==== Document excerpt
Nothing Ruth knew about Lee Oswald encouraged her to like or trust him very much, and she was sure that Marina, with her help, could make it on her own in America. Despite Lee making it almost impossible for Marina to learn English by never speaking it to her, Ruth knew that Marina did have an interest in the language and she ordered a book in Russian for her,
The Self Teacher in the English Language
.
1215

On May 10, the day after he was hired, Lee started work at Reily, and Marina, June, and Ruth, with her two kids, set out for New Orleans, five hundred miles away, in Ruth’s station wagon, spending the night in Shreveport and arriving at the Murrets on May 11. After a happy hour of reunion (highlighted by Lee’s delight over seeing Junie walking for the first time) and introductions to the Murrets, Dutz Murret drove Lee to the apartment on Magazine Street, Ruth following in her station wagon with Marina and all the kids.

Lee tried hard to sell Marina on the apartment, which he had already cleaned up the night before, but she was not pleased. “This is lovely. How pleased I am,” she said tartly. In the confusion, she had thought the home Ruth had first driven her to, the Murrets’ cozy house, was where she was going to be living, and the apartment, for all of its attractions, could not match that. Now he led her about, hopefully pointing out the attractions. It was larger than their last apartment in Dallas, the living room was quite spacious, there was a fenced-in yard where little June could safely play and where fresh strawberries could be picked and eaten. Also, it was on the ground floor and there was a screened porch, both of which would be wonderful for baby June. The furnishings were not terrible—Mrs. Garner had described them as “early New Orleans style.” But Marina was not impressed and she let Lee know it. It was dark, none too clean, and shabby. And there was little ventilation but many evident cockroaches, which Lee was doing his best to get rid of as he expectantly showed Marina the apartment. To Marina, it was nothing at all like the Murrets’ house, or Ruth’s house in Irving, which she had enjoyed so much the past two weeks.
========
==== Data excerpts
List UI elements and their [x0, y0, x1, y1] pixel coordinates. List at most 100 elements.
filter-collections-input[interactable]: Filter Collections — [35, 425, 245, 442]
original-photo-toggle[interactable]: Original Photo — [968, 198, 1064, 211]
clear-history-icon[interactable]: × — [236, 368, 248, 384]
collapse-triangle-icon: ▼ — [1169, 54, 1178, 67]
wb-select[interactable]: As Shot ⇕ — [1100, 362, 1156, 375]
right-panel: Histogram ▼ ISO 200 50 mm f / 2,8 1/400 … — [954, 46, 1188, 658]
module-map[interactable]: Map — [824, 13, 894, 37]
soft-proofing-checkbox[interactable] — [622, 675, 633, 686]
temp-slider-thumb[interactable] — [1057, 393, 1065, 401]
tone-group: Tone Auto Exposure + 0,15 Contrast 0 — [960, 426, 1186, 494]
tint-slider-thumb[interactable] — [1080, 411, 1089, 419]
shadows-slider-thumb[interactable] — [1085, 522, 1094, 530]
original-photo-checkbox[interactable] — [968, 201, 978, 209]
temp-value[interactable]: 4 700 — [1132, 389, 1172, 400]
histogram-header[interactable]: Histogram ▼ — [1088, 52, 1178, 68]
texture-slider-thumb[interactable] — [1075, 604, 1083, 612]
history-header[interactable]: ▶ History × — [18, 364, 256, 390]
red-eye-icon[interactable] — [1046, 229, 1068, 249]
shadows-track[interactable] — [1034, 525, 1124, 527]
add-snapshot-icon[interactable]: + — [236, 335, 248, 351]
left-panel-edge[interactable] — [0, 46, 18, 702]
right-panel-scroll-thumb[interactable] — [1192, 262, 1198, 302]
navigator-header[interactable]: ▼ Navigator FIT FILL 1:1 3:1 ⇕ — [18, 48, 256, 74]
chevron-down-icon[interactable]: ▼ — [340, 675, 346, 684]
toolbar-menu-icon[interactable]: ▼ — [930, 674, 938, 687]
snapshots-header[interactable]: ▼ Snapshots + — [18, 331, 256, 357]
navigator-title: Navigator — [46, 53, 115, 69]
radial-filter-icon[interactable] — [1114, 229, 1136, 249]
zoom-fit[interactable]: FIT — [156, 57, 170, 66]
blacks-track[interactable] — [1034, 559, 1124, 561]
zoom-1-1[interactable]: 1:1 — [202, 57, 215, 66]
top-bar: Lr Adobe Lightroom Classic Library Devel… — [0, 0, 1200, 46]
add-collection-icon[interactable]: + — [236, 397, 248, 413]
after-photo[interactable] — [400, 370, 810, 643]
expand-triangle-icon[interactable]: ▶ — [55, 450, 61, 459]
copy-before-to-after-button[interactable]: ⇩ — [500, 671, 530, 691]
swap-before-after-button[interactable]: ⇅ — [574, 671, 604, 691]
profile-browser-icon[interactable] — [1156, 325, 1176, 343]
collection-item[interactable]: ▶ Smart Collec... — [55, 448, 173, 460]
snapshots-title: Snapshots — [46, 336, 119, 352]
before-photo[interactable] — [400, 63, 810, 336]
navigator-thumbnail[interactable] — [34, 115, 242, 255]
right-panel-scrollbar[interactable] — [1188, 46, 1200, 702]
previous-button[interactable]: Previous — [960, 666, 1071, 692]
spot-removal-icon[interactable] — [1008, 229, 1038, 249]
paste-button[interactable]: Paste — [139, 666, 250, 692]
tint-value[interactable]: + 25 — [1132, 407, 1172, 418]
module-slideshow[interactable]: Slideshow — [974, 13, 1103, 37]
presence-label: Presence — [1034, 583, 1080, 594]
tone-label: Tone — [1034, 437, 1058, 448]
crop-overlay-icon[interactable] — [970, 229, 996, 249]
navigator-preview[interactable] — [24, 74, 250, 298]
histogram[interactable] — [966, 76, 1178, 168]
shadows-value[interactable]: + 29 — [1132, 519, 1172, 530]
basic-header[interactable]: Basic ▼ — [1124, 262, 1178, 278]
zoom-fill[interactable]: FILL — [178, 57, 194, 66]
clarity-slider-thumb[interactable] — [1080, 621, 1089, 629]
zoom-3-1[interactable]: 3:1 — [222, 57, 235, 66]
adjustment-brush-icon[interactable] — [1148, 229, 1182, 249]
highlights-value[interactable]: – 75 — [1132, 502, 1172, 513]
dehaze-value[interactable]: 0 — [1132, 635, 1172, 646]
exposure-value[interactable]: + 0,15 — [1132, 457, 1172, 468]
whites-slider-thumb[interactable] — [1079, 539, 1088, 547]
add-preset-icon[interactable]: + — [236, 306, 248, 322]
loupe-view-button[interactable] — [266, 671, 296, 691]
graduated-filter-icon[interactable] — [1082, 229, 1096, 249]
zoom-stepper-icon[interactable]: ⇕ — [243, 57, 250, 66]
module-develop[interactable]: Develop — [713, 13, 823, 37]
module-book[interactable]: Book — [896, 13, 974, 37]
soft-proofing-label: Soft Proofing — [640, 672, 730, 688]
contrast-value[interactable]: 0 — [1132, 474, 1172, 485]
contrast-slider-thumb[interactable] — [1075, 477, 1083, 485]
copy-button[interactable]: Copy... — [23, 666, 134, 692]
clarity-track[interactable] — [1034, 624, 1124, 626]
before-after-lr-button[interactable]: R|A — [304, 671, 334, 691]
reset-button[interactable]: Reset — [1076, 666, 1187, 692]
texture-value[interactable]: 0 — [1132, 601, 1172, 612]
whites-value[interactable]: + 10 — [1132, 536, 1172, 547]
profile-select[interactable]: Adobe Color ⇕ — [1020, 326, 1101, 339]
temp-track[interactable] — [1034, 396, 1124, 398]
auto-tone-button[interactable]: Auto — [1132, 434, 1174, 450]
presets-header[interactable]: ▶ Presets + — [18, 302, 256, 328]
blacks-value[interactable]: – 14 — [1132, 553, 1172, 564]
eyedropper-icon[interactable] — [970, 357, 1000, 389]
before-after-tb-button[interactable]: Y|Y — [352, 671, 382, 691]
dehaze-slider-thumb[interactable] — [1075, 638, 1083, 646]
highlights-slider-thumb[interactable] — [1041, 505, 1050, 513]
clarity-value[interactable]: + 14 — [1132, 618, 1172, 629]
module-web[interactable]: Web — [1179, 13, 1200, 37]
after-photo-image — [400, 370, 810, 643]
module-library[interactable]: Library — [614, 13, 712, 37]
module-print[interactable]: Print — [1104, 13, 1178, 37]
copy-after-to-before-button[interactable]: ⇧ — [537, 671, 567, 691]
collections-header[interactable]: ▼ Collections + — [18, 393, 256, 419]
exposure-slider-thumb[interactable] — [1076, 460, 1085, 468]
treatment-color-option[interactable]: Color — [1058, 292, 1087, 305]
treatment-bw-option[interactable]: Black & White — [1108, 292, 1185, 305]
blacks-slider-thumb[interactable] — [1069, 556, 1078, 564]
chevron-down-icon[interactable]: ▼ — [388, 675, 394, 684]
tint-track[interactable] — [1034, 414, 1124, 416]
========
Objectives:
**1)** Can you return the stretch of the New Orleans passage from "On May 10, the" through "all the kids.", word for word?
**2)** Can you retype the listings exactly, from their very first line through the line containing "wb-select[interactable]: As Shot", with both of those lines included?
The New Orleans passage and the listings have no connection to each other.

Replies:
**1)**
On May 10, the day after he was hired, Lee started work at Reily, and Marina, June, and Ruth, with her two kids, set out for New Orleans, five hundred miles away, in Ruth’s station wagon, spending the night in Shreveport and arriving at the Murrets on May 11. After a happy hour of reunion (highlighted by Lee’s delight over seeing Junie walking for the first time) and introductions to the Murrets, Dutz Murret drove Lee to the apartment on Magazine Street, Ruth following in her station wagon with Marina and all the kids.

**2)**
List UI elements and their [x0, y0, x1, y1] pixel coordinates. List at most 100 elements.
filter-collections-input[interactable]: Filter Collections — [35, 425, 245, 442]
original-photo-toggle[interactable]: Original Photo — [968, 198, 1064, 211]
clear-history-icon[interactable]: × — [236, 368, 248, 384]
collapse-triangle-icon: ▼ — [1169, 54, 1178, 67]
wb-select[interactable]: As Shot ⇕ — [1100, 362, 1156, 375]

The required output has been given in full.